→ What is required
Below are records; state how many of their lines hold the word "altération", and give only the figure.

------------------------------------

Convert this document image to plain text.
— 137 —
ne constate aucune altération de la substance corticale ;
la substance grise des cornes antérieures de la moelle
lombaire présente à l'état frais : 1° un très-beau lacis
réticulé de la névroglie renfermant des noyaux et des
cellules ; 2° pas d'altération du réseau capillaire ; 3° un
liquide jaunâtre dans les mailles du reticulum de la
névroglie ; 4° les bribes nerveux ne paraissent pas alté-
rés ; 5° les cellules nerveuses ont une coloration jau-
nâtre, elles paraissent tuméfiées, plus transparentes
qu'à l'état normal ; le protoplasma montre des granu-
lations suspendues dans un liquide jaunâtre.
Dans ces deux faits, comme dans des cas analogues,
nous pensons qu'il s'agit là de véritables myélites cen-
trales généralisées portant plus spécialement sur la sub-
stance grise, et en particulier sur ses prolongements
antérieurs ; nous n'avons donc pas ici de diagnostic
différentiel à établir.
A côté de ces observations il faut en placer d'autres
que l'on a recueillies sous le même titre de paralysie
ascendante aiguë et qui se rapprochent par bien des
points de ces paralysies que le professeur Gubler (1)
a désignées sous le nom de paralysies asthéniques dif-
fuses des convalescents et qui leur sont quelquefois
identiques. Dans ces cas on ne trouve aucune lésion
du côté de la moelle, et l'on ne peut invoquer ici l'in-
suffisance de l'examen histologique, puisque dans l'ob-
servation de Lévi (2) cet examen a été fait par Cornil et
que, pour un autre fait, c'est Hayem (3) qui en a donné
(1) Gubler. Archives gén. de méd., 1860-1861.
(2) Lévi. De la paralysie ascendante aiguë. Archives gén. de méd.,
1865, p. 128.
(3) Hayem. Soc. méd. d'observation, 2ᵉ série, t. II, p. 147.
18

------------------------------------

→ Solution to the exercise
2